It seems like there are more and more electric vehicles on the road every day--particularly here in Southern California. However, it's still not the easiest thing to charge them, particularly at work or outside of home. One local company which is looking to change that is EV Connect (www.evconnect.com), which installs and runs charging stations for companies. We caught up with CEO Jordan Ramer, who has previously been at NanoH2O and Aerovironment, to hear more about how EV Connect is hoping to make it easier for companies to offload all of the issues behind installing electric vehicle charging stations for their employees and customers.

What is EV Connect?

Jordan Ramer: We're a technology company that enables electric vehicle charging management, what we call private charging networks. From there, we enable other applications and third party hardware and deployment off that technology that we've developed. At the end of the day, we help anyone and everyone with a parking lot to become fueling provider of the future. Essentially, electricity as a fuel enabled distributed fueling, in the same way that a gas station is distribution now, except without the underground tanks and gas pumps, and having to handle distribution from a central location. With electricity everywhere, we enable the last mile so that anyone with a parking lot or parking space, can be the fueling provider of the future for transportation.

Who are your customers - parking providers?

DATA SUPPLIED.
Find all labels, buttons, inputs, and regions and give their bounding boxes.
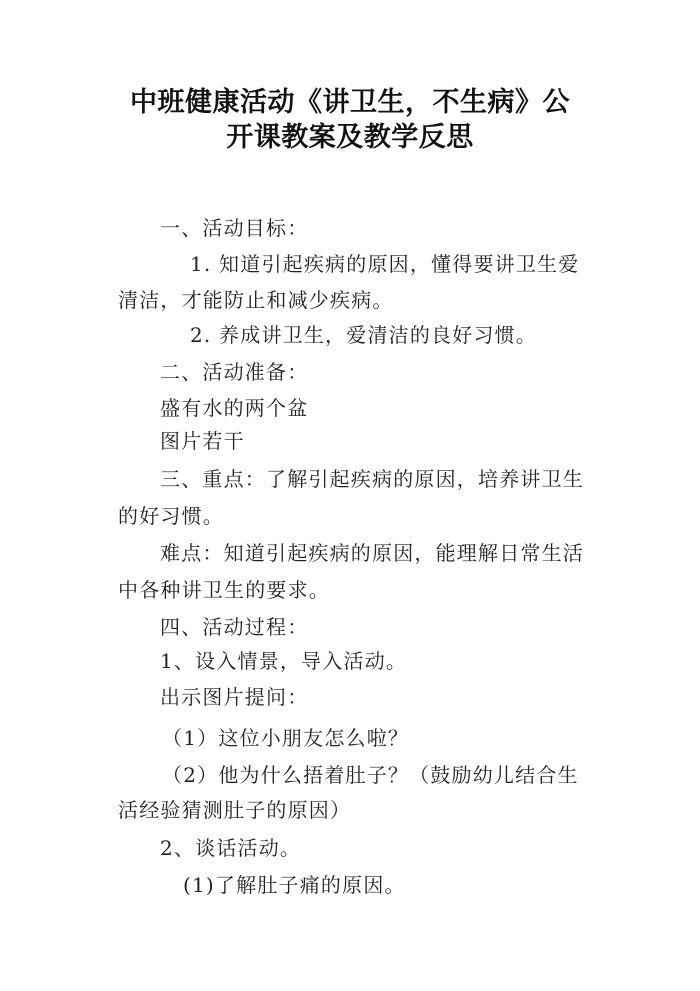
body-text-line: （1）这位小朋友怎么啦？ [162,725,409,751]
body-text-line: 四、活动过程： [160,614,308,640]
body-text-line: 2. 养成讲卫生，爱清洁的良好习惯。 [190,322,537,348]
body-text-line: 1、设入情景，导入活动。 [160,648,407,674]
body-text-line: 1. 知道引起疾病的原因，懂得要讲卫生爱 [190,251,579,277]
body-text-line: 三、重点：了解引起疾病的原因，培养讲卫生 [160,466,584,492]
document-page: 中班健康活动《讲卫生，不生病》公 开课教案及教学反思 一、活动目标：1. 知道引… [0,0,700,991]
body-text-line: (1)了解肚子痛的原因。 [183,872,406,898]
body-text-line: 2、谈话活动。 [160,835,301,861]
body-text-line: 图片若干 [160,428,245,454]
document-title-line-1: 中班健康活动《讲卫生，不生病》公 [0,86,700,120]
body-text-line: 一、活动目标： [160,215,308,241]
body-text-line: 二、活动准备： [160,359,308,385]
body-text-line: 的好习惯。 [118,503,224,529]
body-text-line: 盛有水的两个盆 [160,395,308,421]
body-text-line: （2）他为什么捂着肚子？（鼓励幼儿结合生 [162,762,579,788]
body-text-line: 出示图片提问： [160,684,308,710]
body-text-line: 中各种讲卫生的要求。 [118,577,330,603]
body-text-line: 清洁，才能防止和减少疾病。 [118,287,394,313]
body-text-line: 难点：知道引起疾病的原因，能理解日常生活 [160,540,584,566]
document-title-line-2: 开课教案及教学反思 [0,121,700,155]
body-text-line: 活经验猜测肚子的原因） [118,797,351,823]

DIRECTION A.
According to the EV Connect interview, at which companies did Jordan Ramer work before?
DIRECTION B.
Edit the EV Connect interview from "What is EV Connect?" up to and including "- parking providers?", putting "garage" in place of "parking lot".
Work only from the EV Connect interview.

EXPECTED ANSWER A.
NanoH2O and Aerovironment.

EXPECTED ANSWER B.
What is EV Connect?

Jordan Ramer: We're a technology company that enables electric vehicle charging management, what we call private charging networks. From there, we enable other applications and third party hardware and deployment off that technology that we've developed. At the end of the day, we help anyone and everyone with a garage to become fueling provider of the future. Essentially, electricity as a fuel enabled distributed fueling, in the same way that a gas station is distribution now, except without the underground tanks and gas pumps, and having to handle distribution from a central location. With electricity everywhere, we enable the last mile so that anyone with a garage or parking space, can be the fueling provider of the future for transportation.

Who are your customers - parking providers?